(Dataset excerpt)
** Start **

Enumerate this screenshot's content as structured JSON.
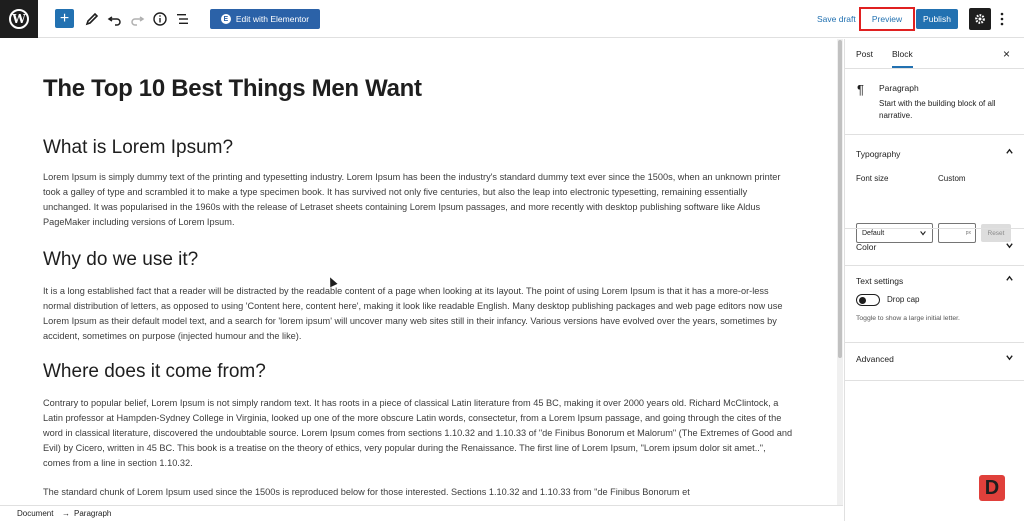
{
  "toolbar": {
    "add_icon": "+",
    "elementor_label": "Edit with Elementor",
    "save_draft_label": "Save draft",
    "preview_label": "Preview",
    "publish_label": "Publish",
    "accent_color": "#2271b1",
    "highlight_color": "#e02020"
  },
  "editor": {
    "post_title": "The Top 10 Best Things Men Want",
    "sections": [
      {
        "heading": "What is Lorem Ipsum?",
        "paragraph": "Lorem Ipsum is simply dummy text of the printing and typesetting industry. Lorem Ipsum has been the industry's standard dummy text ever since the 1500s, when an unknown printer took a galley of type and scrambled it to make a type specimen book. It has survived not only five centuries, but also the leap into electronic typesetting, remaining essentially unchanged. It was popularised in the 1960s with the release of Letraset sheets containing Lorem Ipsum passages, and more recently with desktop publishing software like Aldus PageMaker including versions of Lorem Ipsum."
      },
      {
        "heading": "Why do we use it?",
        "paragraph": "It is a long established fact that a reader will be distracted by the readable content of a page when looking at its layout. The point of using Lorem Ipsum is that it has a more-or-less normal distribution of letters, as opposed to using 'Content here, content here', making it look like readable English. Many desktop publishing packages and web page editors now use Lorem Ipsum as their default model text, and a search for 'lorem ipsum' will uncover many web sites still in their infancy. Various versions have evolved over the years, sometimes by accident, sometimes on purpose (injected humour and the like)."
      },
      {
        "heading": "Where does it come from?",
        "paragraph": "Contrary to popular belief, Lorem Ipsum is not simply random text. It has roots in a piece of classical Latin literature from 45 BC, making it over 2000 years old. Richard McClintock, a Latin professor at Hampden-Sydney College in Virginia, looked up one of the more obscure Latin words, consectetur, from a Lorem Ipsum passage, and going through the cites of the word in classical literature, discovered the undoubtable source. Lorem Ipsum comes from sections 1.10.32 and 1.10.33 of \"de Finibus Bonorum et Malorum\" (The Extremes of Good and Evil) by Cicero, written in 45 BC. This book is a treatise on the theory of ethics, very popular during the Renaissance. The first line of Lorem Ipsum, \"Lorem ipsum dolor sit amet..\", comes from a line in section 1.10.32."
      }
    ],
    "extra_paragraph": "The standard chunk of Lorem Ipsum used since the 1500s is reproduced below for those interested. Sections 1.10.32 and 1.10.33 from \"de Finibus Bonorum et"
  },
  "sidebar": {
    "tabs": [
      "Post",
      "Block"
    ],
    "active_tab": "Block",
    "close_icon": "×",
    "block": {
      "icon": "¶",
      "name": "Paragraph",
      "description": "Start with the building block of all narrative."
    },
    "typography": {
      "title": "Typography",
      "font_size_label": "Font size",
      "font_size_value": "Default",
      "custom_label": "Custom",
      "custom_unit": "px",
      "reset_label": "Reset"
    },
    "color": {
      "title": "Color"
    },
    "text_settings": {
      "title": "Text settings",
      "drop_cap_label": "Drop cap",
      "drop_cap_on": false,
      "drop_cap_help": "Toggle to show a large initial letter."
    },
    "advanced": {
      "title": "Advanced"
    }
  },
  "footer": {
    "breadcrumb": [
      "Document",
      "Paragraph"
    ],
    "separator": "→"
  },
  "brand_badge": "D"
}
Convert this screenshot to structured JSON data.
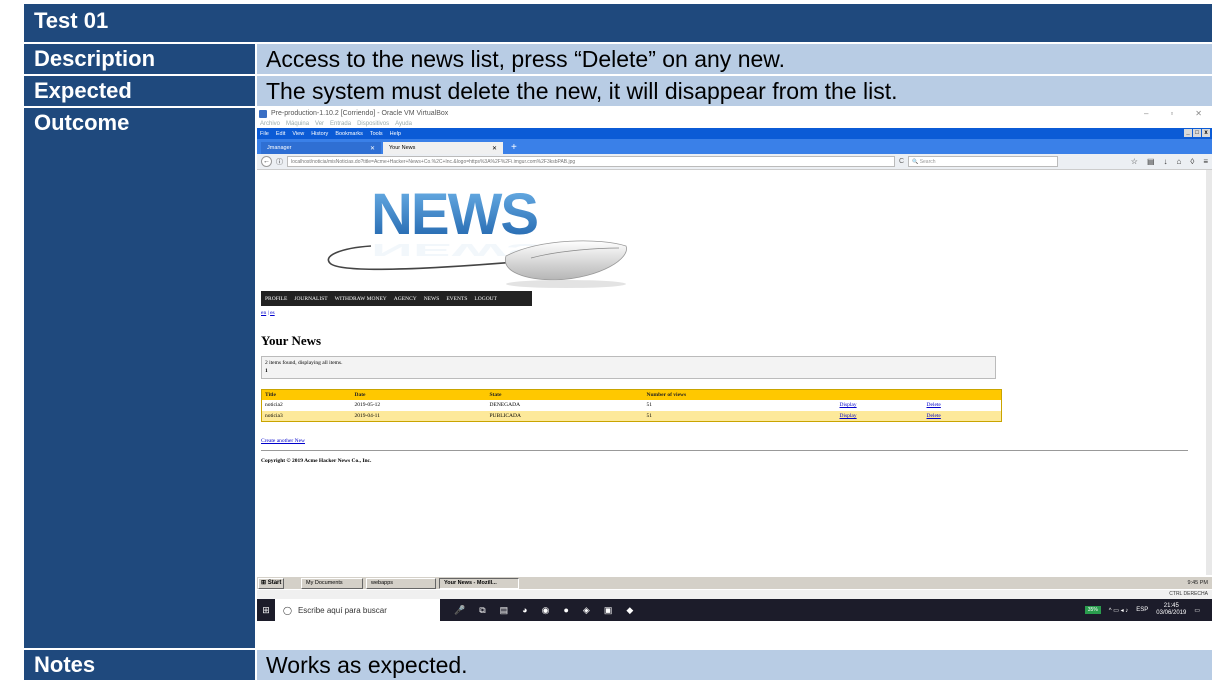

** End **

Check each line of the data above for the word "structured" and say how many lines have it. Give the number alone.

*TASK OUTPUT*:
2